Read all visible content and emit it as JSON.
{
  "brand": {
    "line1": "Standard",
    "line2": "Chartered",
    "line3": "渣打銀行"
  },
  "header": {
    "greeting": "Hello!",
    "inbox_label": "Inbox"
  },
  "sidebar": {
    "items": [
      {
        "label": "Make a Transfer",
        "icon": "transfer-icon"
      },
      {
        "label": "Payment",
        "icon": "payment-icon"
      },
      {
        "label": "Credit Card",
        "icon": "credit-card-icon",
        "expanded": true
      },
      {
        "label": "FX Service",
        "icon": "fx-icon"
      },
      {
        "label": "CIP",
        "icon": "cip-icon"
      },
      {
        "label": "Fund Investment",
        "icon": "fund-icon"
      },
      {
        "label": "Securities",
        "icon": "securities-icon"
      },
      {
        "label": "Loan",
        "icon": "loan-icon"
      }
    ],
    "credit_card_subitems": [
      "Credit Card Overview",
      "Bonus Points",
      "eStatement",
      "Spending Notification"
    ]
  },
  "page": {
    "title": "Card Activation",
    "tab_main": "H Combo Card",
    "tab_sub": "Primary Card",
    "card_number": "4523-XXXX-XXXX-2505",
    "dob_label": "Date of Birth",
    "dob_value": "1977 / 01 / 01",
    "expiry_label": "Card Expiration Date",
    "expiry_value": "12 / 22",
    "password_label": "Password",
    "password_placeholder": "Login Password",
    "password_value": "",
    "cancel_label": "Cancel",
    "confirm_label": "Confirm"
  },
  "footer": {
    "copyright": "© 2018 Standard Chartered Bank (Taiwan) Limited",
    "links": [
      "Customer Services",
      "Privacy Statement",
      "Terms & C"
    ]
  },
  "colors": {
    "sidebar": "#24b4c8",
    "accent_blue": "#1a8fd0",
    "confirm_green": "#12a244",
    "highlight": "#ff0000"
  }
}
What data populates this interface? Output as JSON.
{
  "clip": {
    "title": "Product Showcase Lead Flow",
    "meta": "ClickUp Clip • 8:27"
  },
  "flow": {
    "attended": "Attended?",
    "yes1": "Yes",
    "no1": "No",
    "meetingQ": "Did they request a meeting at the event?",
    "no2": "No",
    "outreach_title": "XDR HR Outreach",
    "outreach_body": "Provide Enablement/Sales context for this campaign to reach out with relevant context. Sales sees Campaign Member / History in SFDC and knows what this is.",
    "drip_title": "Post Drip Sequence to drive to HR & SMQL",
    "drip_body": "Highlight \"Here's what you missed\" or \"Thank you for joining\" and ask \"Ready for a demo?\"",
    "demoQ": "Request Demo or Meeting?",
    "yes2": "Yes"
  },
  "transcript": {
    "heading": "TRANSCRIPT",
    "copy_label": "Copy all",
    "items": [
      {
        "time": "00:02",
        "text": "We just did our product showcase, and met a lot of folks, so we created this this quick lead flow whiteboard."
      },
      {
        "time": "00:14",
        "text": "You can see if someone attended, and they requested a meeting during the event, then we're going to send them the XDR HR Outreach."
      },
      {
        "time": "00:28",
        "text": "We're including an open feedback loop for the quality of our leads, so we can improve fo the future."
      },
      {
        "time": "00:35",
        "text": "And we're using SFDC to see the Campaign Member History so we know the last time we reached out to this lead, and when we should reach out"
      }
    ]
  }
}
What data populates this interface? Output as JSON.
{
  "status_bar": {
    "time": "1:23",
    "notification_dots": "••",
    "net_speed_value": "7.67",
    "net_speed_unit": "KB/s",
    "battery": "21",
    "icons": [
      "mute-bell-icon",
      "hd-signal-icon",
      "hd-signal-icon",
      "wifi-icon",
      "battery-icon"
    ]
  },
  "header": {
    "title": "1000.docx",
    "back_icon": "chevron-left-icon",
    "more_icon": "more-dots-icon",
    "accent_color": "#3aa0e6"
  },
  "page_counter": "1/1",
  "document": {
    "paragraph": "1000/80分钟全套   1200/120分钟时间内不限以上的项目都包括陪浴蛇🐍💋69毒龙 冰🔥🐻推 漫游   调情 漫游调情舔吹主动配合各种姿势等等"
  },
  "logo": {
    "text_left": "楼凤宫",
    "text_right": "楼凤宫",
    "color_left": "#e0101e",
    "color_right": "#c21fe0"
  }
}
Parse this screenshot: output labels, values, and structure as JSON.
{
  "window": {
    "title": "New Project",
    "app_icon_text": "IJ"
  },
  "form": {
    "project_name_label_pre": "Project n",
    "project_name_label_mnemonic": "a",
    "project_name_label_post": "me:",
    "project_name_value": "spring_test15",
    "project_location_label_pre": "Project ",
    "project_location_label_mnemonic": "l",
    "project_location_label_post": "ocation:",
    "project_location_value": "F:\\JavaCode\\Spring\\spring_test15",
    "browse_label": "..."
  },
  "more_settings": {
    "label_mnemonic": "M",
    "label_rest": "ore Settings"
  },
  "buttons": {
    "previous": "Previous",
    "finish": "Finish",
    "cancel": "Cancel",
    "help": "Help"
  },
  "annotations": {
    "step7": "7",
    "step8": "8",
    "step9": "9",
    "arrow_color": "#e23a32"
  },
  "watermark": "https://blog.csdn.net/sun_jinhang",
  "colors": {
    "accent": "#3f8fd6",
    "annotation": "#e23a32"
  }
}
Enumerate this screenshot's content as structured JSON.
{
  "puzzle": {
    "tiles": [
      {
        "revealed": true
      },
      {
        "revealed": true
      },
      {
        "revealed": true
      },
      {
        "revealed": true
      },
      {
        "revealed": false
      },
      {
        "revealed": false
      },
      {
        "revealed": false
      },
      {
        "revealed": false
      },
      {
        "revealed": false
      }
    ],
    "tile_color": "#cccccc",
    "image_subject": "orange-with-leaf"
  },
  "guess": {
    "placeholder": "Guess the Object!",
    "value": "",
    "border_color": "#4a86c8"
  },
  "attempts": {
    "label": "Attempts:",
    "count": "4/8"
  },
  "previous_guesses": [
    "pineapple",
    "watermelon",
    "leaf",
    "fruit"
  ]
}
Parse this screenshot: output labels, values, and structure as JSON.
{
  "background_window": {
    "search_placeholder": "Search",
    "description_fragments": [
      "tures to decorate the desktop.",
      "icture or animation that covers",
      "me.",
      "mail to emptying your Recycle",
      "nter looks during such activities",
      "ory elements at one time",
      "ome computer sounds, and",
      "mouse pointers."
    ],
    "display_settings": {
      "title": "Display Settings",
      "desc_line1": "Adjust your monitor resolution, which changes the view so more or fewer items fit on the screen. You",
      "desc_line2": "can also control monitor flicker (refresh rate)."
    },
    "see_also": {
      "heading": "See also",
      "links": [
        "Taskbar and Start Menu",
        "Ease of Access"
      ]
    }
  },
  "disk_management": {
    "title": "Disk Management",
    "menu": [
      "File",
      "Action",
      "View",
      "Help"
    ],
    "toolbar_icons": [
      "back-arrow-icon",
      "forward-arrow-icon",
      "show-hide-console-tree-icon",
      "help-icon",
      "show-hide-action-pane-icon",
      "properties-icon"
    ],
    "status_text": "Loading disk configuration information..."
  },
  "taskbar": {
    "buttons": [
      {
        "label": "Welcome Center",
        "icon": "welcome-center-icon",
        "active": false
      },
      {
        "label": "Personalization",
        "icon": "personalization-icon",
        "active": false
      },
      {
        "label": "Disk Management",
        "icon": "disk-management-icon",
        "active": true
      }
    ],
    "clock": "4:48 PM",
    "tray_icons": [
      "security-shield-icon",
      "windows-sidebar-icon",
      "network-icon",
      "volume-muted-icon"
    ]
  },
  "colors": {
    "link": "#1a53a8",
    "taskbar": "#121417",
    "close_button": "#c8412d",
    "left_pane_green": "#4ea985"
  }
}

-=-=-

TASK TO COMPLETE:
Set down the material above again, word for word.

FULL OUTPUT:
Read all visible content and emit it as JSON.
{
  "brand": {
    "line1": "Standard",
    "line2": "Chartered",
    "line3": "渣打銀行"
  },
  "header": {
    "greeting": "Hello!",
    "inbox_label": "Inbox"
  },
  "sidebar": {
    "items": [
      {
        "label": "Make a Transfer",
        "icon": "transfer-icon"
      },
      {
        "label": "Payment",
        "icon": "payment-icon"
      },
      {
        "label": "Credit Card",
        "icon": "credit-card-icon",
        "expanded": true
      },
      {
        "label": "FX Service",
        "icon": "fx-icon"
      },
      {
        "label": "CIP",
        "icon": "cip-icon"
      },
      {
        "label": "Fund Investment",
        "icon": "fund-icon"
      },
      {
        "label": "Securities",
        "icon": "securities-icon"
      },
      {
        "label": "Loan",
        "icon": "loan-icon"
      }
    ],
    "credit_card_subitems": [
      "Credit Card Overview",
      "Bonus Points",
      "eStatement",
      "Spending Notification"
    ]
  },
  "page": {
    "title": "Card Activation",
    "tab_main": "H Combo Card",
    "tab_sub": "Primary Card",
    "card_number": "4523-XXXX-XXXX-2505",
    "dob_label": "Date of Birth",
    "dob_value": "1977 / 01 / 01",
    "expiry_label": "Card Expiration Date",
    "expiry_value": "12 / 22",
    "password_label": "Password",
    "password_placeholder": "Login Password",
    "password_value": "",
    "cancel_label": "Cancel",
    "confirm_label": "Confirm"
  },
  "footer": {
    "copyright": "© 2018 Standard Chartered Bank (Taiwan) Limited",
    "links": [
      "Customer Services",
      "Privacy Statement",
      "Terms & C"
    ]
  },
  "colors": {
    "sidebar": "#24b4c8",
    "accent_blue": "#1a8fd0",
    "confirm_green": "#12a244",
    "highlight": "#ff0000"
  }
}
What data populates this interface? Output as JSON.
{
  "clip": {
    "title": "Product Showcase Lead Flow",
    "meta": "ClickUp Clip • 8:27"
  },
  "flow": {
    "attended": "Attended?",
    "yes1": "Yes",
    "no1": "No",
    "meetingQ": "Did they request a meeting at the event?",
    "no2": "No",
    "outreach_title": "XDR HR Outreach",
    "outreach_body": "Provide Enablement/Sales context for this campaign to reach out with relevant context. Sales sees Campaign Member / History in SFDC and knows what this is.",
    "drip_title": "Post Drip Sequence to drive to HR & SMQL",
    "drip_body": "Highlight \"Here's what you missed\" or \"Thank you for joining\" and ask \"Ready for a demo?\"",
    "demoQ": "Request Demo or Meeting?",
    "yes2": "Yes"
  },
  "transcript": {
    "heading": "TRANSCRIPT",
    "copy_label": "Copy all",
    "items": [
      {
        "time": "00:02",
        "text": "We just did our product showcase, and met a lot of folks, so we created this this quick lead flow whiteboard."
      },
      {
        "time": "00:14",
        "text": "You can see if someone attended, and they requested a meeting during the event, then we're going to send them the XDR HR Outreach."
      },
      {
        "time": "00:28",
        "text": "We're including an open feedback loop for the quality of our leads, so we can improve fo the future."
      },
      {
        "time": "00:35",
        "text": "And we're using SFDC to see the Campaign Member History so we know the last time we reached out to this lead, and when we should reach out"
      }
    ]
  }
}
What data populates this interface? Output as JSON.
{
  "status_bar": {
    "time": "1:23",
    "notification_dots": "••",
    "net_speed_value": "7.67",
    "net_speed_unit": "KB/s",
    "battery": "21",
    "icons": [
      "mute-bell-icon",
      "hd-signal-icon",
      "hd-signal-icon",
      "wifi-icon",
      "battery-icon"
    ]
  },
  "header": {
    "title": "1000.docx",
    "back_icon": "chevron-left-icon",
    "more_icon": "more-dots-icon",
    "accent_color": "#3aa0e6"
  },
  "page_counter": "1/1",
  "document": {
    "paragraph": "1000/80分钟全套   1200/120分钟时间内不限以上的项目都包括陪浴蛇🐍💋69毒龙 冰🔥🐻推 漫游   调情 漫游调情舔吹主动配合各种姿势等等"
  },
  "logo": {
    "text_left": "楼凤宫",
    "text_right": "楼凤宫",
    "color_left": "#e0101e",
    "color_right": "#c21fe0"
  }
}
Parse this screenshot: output labels, values, and structure as JSON.
{
  "window": {
    "title": "New Project",
    "app_icon_text": "IJ"
  },
  "form": {
    "project_name_label_pre": "Project n",
    "project_name_label_mnemonic": "a",
    "project_name_label_post": "me:",
    "project_name_value": "spring_test15",
    "project_location_label_pre": "Project ",
    "project_location_label_mnemonic": "l",
    "project_location_label_post": "ocation:",
    "project_location_value": "F:\\JavaCode\\Spring\\spring_test15",
    "browse_label": "..."
  },
  "more_settings": {
    "label_mnemonic": "M",
    "label_rest": "ore Settings"
  },
  "buttons": {
    "previous": "Previous",
    "finish": "Finish",
    "cancel": "Cancel",
    "help": "Help"
  },
  "annotations": {
    "step7": "7",
    "step8": "8",
    "step9": "9",
    "arrow_color": "#e23a32"
  },
  "watermark": "https://blog.csdn.net/sun_jinhang",
  "colors": {
    "accent": "#3f8fd6",
    "annotation": "#e23a32"
  }
}
Enumerate this screenshot's content as structured JSON.
{
  "puzzle": {
    "tiles": [
      {
        "revealed": true
      },
      {
        "revealed": true
      },
      {
        "revealed": true
      },
      {
        "revealed": true
      },
      {
        "revealed": false
      },
      {
        "revealed": false
      },
      {
        "revealed": false
      },
      {
        "revealed": false
      },
      {
        "revealed": false
      }
    ],
    "tile_color": "#cccccc",
    "image_subject": "orange-with-leaf"
  },
  "guess": {
    "placeholder": "Guess the Object!",
    "value": "",
    "border_color": "#4a86c8"
  },
  "attempts": {
    "label": "Attempts:",
    "count": "4/8"
  },
  "previous_guesses": [
    "pineapple",
    "watermelon",
    "leaf",
    "fruit"
  ]
}
Parse this screenshot: output labels, values, and structure as JSON.
{
  "background_window": {
    "search_placeholder": "Search",
    "description_fragments": [
      "tures to decorate the desktop.",
      "icture or animation that covers",
      "me.",
      "mail to emptying your Recycle",
      "nter looks during such activities",
      "ory elements at one time",
      "ome computer sounds, and",
      "mouse pointers."
    ],
    "display_settings": {
      "title": "Display Settings",
      "desc_line1": "Adjust your monitor resolution, which changes the view so more or fewer items fit on the screen. You",
      "desc_line2": "can also control monitor flicker (refresh rate)."
    },
    "see_also": {
      "heading": "See also",
      "links": [
        "Taskbar and Start Menu",
        "Ease of Access"
      ]
    }
  },
  "disk_management": {
    "title": "Disk Management",
    "menu": [
      "File",
      "Action",
      "View",
      "Help"
    ],
    "toolbar_icons": [
      "back-arrow-icon",
      "forward-arrow-icon",
      "show-hide-console-tree-icon",
      "help-icon",
      "show-hide-action-pane-icon",
      "properties-icon"
    ],
    "status_text": "Loading disk configuration information..."
  },
  "taskbar": {
    "buttons": [
      {
        "label": "Welcome Center",
        "icon": "welcome-center-icon",
        "active": false
      },
      {
        "label": "Personalization",
        "icon": "personalization-icon",
        "active": false
      },
      {
        "label": "Disk Management",
        "icon": "disk-management-icon",
        "active": true
      }
    ],
    "clock": "4:48 PM",
    "tray_icons": [
      "security-shield-icon",
      "windows-sidebar-icon",
      "network-icon",
      "volume-muted-icon"
    ]
  },
  "colors": {
    "link": "#1a53a8",
    "taskbar": "#121417",
    "close_button": "#c8412d",
    "left_pane_green": "#4ea985"
  }
}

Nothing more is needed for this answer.